- [PROBLEM STATEMENT] Retype the whole listing below, character for character.

- [Source records]
"""

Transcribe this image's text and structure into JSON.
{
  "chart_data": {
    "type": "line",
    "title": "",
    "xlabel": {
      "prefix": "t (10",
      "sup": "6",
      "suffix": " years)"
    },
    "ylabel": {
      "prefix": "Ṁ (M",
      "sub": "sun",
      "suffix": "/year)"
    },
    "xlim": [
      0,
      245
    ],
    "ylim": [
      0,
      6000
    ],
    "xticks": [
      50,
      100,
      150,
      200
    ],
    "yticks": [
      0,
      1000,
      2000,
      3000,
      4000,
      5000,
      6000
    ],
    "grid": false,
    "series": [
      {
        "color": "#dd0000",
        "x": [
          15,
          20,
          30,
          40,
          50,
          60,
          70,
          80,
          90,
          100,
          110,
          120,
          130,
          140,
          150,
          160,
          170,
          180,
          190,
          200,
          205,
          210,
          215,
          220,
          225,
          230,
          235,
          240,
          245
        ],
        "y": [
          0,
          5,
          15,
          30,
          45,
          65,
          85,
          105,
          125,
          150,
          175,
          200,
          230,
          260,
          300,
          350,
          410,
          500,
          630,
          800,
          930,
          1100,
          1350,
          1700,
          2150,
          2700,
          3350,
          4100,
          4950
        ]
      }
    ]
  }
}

"""

- [FULL OUTPUT]
Transcribe this image's text and structure into JSON.
{
  "chart_data": {
    "type": "line",
    "title": "",
    "xlabel": {
      "prefix": "t (10",
      "sup": "6",
      "suffix": " years)"
    },
    "ylabel": {
      "prefix": "Ṁ (M",
      "sub": "sun",
      "suffix": "/year)"
    },
    "xlim": [
      0,
      245
    ],
    "ylim": [
      0,
      6000
    ],
    "xticks": [
      50,
      100,
      150,
      200
    ],
    "yticks": [
      0,
      1000,
      2000,
      3000,
      4000,
      5000,
      6000
    ],
    "grid": false,
    "series": [
      {
        "color": "#dd0000",
        "x": [
          15,
          20,
          30,
          40,
          50,
          60,
          70,
          80,
          90,
          100,
          110,
          120,
          130,
          140,
          150,
          160,
          170,
          180,
          190,
          200,
          205,
          210,
          215,
          220,
          225,
          230,
          235,
          240,
          245
        ],
        "y": [
          0,
          5,
          15,
          30,
          45,
          65,
          85,
          105,
          125,
          150,
          175,
          200,
          230,
          260,
          300,
          350,
          410,
          500,
          630,
          800,
          930,
          1100,
          1350,
          1700,
          2150,
          2700,
          3350,
          4100,
          4950
        ]
      }
    ]
  }
}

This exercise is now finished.